TASK INSTRUCTIONS – Show every line where "date" occurs.
* START *
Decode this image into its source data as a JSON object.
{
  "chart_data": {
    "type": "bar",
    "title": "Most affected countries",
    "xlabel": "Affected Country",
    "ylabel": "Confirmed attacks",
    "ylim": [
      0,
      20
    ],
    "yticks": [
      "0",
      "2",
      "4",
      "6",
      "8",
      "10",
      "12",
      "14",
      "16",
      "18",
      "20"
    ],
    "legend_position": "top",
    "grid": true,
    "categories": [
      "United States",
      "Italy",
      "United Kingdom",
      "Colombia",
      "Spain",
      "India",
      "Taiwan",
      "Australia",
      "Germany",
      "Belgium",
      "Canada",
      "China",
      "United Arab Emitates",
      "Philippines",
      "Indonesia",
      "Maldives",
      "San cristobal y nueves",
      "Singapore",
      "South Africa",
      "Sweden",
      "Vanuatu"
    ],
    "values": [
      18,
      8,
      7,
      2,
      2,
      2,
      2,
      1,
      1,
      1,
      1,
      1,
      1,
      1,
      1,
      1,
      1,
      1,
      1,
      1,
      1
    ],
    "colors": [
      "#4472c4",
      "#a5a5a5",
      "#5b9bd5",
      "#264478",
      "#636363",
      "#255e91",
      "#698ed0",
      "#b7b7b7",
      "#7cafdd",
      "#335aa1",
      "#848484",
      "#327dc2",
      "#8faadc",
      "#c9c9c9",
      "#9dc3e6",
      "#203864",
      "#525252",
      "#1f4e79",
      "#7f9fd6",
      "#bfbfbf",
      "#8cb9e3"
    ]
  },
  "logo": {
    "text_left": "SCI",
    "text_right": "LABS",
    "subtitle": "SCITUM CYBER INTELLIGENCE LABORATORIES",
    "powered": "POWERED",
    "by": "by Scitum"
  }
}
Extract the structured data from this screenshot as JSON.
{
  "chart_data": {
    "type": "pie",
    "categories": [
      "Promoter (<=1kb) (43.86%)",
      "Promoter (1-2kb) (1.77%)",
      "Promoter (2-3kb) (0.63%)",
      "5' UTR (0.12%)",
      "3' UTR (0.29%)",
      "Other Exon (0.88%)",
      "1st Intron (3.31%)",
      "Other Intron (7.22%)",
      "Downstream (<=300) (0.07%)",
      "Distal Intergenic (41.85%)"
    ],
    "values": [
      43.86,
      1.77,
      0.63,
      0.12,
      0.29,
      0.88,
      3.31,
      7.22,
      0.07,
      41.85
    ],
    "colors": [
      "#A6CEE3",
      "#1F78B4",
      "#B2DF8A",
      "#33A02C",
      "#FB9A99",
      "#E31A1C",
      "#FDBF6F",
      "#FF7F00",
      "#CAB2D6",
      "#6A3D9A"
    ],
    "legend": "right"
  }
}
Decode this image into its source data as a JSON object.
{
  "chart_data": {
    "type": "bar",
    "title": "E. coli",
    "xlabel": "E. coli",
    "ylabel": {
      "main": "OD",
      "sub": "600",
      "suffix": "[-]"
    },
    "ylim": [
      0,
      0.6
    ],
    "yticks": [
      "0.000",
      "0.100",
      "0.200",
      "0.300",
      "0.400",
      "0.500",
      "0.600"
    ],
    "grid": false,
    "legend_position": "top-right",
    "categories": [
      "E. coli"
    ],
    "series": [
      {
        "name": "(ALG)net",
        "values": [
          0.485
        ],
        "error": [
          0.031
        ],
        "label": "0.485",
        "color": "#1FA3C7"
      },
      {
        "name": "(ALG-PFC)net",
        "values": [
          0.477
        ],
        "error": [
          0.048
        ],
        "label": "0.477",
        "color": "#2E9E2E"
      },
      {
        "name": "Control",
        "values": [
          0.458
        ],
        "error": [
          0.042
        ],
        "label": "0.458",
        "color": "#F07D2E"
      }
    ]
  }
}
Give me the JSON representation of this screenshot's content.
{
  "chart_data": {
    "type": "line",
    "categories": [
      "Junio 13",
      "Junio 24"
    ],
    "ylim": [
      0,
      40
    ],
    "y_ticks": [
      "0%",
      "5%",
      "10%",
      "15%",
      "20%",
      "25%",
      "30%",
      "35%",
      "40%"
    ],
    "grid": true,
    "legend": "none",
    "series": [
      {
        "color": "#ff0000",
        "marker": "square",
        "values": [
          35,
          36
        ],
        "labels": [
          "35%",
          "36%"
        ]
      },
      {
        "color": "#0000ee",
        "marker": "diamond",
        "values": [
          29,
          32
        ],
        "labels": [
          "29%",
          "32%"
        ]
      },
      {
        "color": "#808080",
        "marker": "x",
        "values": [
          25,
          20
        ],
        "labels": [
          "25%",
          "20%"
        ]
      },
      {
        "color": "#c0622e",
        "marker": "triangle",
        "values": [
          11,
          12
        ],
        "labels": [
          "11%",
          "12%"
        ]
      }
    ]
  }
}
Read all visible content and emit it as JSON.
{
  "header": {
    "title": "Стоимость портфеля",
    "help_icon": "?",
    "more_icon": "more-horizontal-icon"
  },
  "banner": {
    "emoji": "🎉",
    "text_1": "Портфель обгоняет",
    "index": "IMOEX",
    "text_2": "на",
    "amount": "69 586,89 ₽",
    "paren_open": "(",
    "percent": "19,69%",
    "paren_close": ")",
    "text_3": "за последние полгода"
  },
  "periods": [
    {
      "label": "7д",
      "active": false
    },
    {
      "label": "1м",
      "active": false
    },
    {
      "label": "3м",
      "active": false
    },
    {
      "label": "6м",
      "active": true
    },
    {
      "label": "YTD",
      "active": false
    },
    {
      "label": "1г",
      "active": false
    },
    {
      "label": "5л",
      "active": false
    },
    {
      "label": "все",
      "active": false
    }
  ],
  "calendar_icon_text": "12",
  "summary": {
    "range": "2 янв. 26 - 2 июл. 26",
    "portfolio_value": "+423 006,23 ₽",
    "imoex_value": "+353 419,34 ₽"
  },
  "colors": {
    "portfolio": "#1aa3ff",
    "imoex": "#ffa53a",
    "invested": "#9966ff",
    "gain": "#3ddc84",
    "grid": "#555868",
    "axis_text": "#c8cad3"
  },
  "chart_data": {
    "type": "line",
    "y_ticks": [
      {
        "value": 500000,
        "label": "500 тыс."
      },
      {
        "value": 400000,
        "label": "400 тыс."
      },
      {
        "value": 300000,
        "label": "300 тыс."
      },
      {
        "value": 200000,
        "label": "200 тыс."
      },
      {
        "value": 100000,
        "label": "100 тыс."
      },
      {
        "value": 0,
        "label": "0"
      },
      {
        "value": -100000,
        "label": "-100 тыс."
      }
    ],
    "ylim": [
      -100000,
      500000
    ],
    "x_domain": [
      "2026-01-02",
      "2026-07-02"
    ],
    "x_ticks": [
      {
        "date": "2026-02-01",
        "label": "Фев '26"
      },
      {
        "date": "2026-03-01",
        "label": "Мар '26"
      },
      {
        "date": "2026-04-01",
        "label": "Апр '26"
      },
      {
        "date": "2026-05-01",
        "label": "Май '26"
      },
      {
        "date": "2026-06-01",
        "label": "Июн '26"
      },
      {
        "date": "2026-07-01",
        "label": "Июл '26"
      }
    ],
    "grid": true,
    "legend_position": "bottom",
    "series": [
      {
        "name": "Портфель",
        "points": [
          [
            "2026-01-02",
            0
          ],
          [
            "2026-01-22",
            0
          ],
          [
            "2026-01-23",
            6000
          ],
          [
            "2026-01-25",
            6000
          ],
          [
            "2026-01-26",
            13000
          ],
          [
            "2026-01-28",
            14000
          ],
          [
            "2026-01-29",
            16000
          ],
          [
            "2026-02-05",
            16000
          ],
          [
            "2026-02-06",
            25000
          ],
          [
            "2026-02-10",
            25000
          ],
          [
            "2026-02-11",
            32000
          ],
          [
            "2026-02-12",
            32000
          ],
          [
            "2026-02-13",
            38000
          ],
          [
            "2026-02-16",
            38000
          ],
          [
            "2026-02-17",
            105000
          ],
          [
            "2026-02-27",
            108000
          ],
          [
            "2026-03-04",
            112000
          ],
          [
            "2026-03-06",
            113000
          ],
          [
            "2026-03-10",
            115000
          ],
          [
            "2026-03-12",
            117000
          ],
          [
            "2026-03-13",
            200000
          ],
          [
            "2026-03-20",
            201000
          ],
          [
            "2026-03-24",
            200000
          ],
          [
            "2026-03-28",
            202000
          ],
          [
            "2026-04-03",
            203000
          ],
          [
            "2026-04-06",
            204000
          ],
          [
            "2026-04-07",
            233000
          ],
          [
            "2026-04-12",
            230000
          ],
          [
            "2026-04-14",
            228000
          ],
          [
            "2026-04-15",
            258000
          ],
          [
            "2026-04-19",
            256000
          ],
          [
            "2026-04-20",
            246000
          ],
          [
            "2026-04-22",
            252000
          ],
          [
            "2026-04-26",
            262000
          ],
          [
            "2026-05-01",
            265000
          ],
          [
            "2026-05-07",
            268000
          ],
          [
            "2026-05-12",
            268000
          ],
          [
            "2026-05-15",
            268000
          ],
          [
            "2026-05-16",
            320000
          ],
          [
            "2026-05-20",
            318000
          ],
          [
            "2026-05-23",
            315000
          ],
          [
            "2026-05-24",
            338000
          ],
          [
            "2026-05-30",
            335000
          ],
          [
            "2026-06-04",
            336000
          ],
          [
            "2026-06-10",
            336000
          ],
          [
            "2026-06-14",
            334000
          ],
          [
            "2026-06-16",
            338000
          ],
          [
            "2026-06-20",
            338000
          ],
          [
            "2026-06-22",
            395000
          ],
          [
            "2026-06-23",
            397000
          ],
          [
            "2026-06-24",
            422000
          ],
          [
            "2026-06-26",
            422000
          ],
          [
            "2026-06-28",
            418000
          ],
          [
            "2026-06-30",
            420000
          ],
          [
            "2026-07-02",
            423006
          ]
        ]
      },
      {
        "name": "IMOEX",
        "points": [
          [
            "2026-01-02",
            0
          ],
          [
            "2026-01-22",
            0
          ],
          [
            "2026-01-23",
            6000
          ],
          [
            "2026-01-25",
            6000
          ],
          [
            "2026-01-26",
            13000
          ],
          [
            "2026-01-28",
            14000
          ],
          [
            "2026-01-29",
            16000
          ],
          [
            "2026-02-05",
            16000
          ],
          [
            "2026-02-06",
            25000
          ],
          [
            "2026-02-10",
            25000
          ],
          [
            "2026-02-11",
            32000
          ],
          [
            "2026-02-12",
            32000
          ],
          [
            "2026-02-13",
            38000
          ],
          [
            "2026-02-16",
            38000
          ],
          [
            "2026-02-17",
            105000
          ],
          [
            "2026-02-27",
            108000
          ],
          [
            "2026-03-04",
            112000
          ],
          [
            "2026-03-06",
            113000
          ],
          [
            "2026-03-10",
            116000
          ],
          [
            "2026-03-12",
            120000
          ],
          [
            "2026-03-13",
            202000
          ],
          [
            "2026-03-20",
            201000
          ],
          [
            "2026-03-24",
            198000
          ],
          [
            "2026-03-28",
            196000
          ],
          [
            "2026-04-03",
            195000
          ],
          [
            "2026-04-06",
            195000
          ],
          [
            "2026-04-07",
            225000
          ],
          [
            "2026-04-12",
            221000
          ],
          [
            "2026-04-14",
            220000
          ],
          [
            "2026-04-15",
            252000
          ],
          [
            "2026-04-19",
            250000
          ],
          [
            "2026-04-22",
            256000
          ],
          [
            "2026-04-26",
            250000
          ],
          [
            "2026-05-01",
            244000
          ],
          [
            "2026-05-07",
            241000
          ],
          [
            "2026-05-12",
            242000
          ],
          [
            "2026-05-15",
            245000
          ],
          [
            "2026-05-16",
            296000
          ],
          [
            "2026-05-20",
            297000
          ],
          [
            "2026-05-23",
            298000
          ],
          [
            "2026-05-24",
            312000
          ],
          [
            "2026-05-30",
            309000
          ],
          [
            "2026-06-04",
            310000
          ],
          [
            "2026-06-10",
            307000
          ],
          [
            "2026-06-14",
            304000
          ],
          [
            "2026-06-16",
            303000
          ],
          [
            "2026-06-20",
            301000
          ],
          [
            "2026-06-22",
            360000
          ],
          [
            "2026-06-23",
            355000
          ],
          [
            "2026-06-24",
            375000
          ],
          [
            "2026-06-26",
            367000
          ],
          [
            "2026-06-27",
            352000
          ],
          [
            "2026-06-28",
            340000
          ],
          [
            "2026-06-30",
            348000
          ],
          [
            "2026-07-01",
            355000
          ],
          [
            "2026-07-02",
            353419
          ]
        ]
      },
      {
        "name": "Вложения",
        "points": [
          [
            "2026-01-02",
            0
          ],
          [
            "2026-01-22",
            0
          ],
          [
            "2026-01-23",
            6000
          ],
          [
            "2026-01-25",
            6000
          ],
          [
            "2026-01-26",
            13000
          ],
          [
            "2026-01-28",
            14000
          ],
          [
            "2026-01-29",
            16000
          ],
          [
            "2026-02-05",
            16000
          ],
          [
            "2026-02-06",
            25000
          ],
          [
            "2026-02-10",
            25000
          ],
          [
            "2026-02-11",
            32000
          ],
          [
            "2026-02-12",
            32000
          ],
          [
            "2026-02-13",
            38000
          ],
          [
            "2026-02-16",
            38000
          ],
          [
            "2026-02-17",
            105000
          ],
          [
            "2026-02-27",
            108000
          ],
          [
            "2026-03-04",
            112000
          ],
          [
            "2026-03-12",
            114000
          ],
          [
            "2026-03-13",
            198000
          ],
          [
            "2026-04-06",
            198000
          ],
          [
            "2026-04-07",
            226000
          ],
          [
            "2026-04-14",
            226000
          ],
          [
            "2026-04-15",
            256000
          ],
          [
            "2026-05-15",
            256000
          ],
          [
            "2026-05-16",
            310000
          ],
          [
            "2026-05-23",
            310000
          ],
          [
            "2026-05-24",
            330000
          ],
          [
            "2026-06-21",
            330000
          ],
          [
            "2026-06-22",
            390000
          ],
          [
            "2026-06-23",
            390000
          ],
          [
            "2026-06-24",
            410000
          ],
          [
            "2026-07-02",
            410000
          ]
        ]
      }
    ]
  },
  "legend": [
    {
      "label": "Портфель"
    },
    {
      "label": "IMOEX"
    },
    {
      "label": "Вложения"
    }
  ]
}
* END *
RESULT –
        "date": "2026-02-01",
        "date": "2026-03-01",
        "date": "2026-04-01",
        "date": "2026-05-01",
        "date": "2026-06-01",
        "date": "2026-07-01",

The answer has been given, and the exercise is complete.